Page excerpt =
======

You are viewing a plain text version of this content. The canonical link for it is here.
Posted to commits@pulsar.apache.org by "Denovo1998 (via GitHub)" <gi...@apache.org> on 2023/02/19 12:54:29 UTC

[GitHub] [pulsar] Denovo1998 opened a new issue, #19565: PIP-246: Improved PROTOBUF_NATIVE schema compatibility checks without using avro-protobuf

Denovo1998 opened a new issue, #19565:
URL: https://github.com/apache/pulsar/issues/19565

   ### Motivation
   
   In https://github.com/apache/pulsar/issues/19385:
   The current implementation checks only for changing a root message name.
   https://github.com/apache/pulsar/blob/34c18704ce759922ce45820321af44b382a28e10/pulsar-broker/src/main/java/org/apache/pulsar/broker/service/schema/ProtobufNativeSchemaCompatibilityCheck.java#L67-L72
   And the schema compatibility strategy only has FULL. So we need to improve the PROTOBUF_NATIVE schema compatibility checks.

======

Directions = Return the portion of the PIP-246 issue text running from "Posted to commits@pulsar.apache.org" down to "root message name.", copied word for word.

Data extract =
======

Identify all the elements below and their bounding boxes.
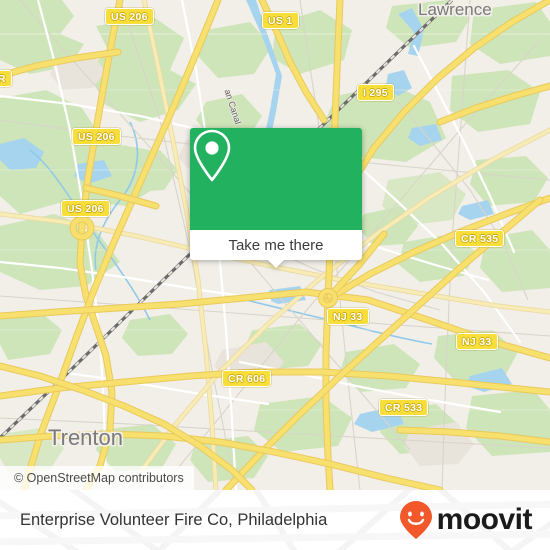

======

Worked answer =
Posted to commits@pulsar.apache.org by "Denovo1998 (via GitHub)" <gi...@apache.org> on 2023/02/19 12:54:29 UTC

[GitHub] [pulsar] Denovo1998 opened a new issue, #19565: PIP-246: Improved PROTOBUF_NATIVE schema compatibility checks without using avro-protobuf

Denovo1998 opened a new issue, #19565:
URL: https://github.com/apache/pulsar/issues/19565

   ### Motivation
   
   In https://github.com/apache/pulsar/issues/19385:
   The current implementation checks only for changing a root message name.